- What is required
Find the lines that hold the word "JSON" and return them.

# # # #

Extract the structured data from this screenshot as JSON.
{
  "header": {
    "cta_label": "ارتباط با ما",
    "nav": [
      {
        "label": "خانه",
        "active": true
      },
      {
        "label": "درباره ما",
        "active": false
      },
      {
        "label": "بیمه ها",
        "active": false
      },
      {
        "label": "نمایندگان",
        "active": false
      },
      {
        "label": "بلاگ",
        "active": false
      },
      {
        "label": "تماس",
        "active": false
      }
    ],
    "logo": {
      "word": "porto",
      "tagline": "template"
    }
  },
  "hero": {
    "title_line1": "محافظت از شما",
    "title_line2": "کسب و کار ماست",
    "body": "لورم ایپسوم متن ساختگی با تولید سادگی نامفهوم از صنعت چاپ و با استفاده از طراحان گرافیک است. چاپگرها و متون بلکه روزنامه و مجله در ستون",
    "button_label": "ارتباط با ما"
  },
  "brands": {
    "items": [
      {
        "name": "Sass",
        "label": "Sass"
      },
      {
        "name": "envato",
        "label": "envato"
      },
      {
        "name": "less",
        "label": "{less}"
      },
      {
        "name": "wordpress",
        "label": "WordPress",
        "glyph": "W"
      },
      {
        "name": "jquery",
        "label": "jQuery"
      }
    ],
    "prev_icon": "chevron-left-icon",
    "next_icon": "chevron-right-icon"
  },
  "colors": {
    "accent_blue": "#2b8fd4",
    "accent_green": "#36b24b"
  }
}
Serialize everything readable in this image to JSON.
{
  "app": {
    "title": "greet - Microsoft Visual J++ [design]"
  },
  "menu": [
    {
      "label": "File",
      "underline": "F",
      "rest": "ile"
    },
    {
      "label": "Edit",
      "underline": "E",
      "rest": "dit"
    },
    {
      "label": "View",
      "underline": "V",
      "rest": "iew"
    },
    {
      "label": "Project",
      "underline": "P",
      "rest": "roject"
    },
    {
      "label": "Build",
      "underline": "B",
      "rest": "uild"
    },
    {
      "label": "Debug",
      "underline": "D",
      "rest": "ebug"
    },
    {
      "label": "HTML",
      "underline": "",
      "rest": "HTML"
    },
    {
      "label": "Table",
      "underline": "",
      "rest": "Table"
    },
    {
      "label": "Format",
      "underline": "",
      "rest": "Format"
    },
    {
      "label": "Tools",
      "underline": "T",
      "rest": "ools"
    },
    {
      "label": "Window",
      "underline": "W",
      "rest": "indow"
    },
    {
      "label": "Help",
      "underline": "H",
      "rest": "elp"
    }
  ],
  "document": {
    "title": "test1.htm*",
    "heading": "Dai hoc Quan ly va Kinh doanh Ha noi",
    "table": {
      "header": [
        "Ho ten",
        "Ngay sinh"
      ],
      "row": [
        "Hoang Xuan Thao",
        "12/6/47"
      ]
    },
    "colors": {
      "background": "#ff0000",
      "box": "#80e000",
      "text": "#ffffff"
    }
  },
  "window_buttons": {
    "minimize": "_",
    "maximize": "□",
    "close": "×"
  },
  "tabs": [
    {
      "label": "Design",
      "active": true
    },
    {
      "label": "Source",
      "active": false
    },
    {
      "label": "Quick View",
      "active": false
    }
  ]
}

# # # #

- The result
Extract the structured data from this screenshot as JSON.
Serialize everything readable in this image to JSON.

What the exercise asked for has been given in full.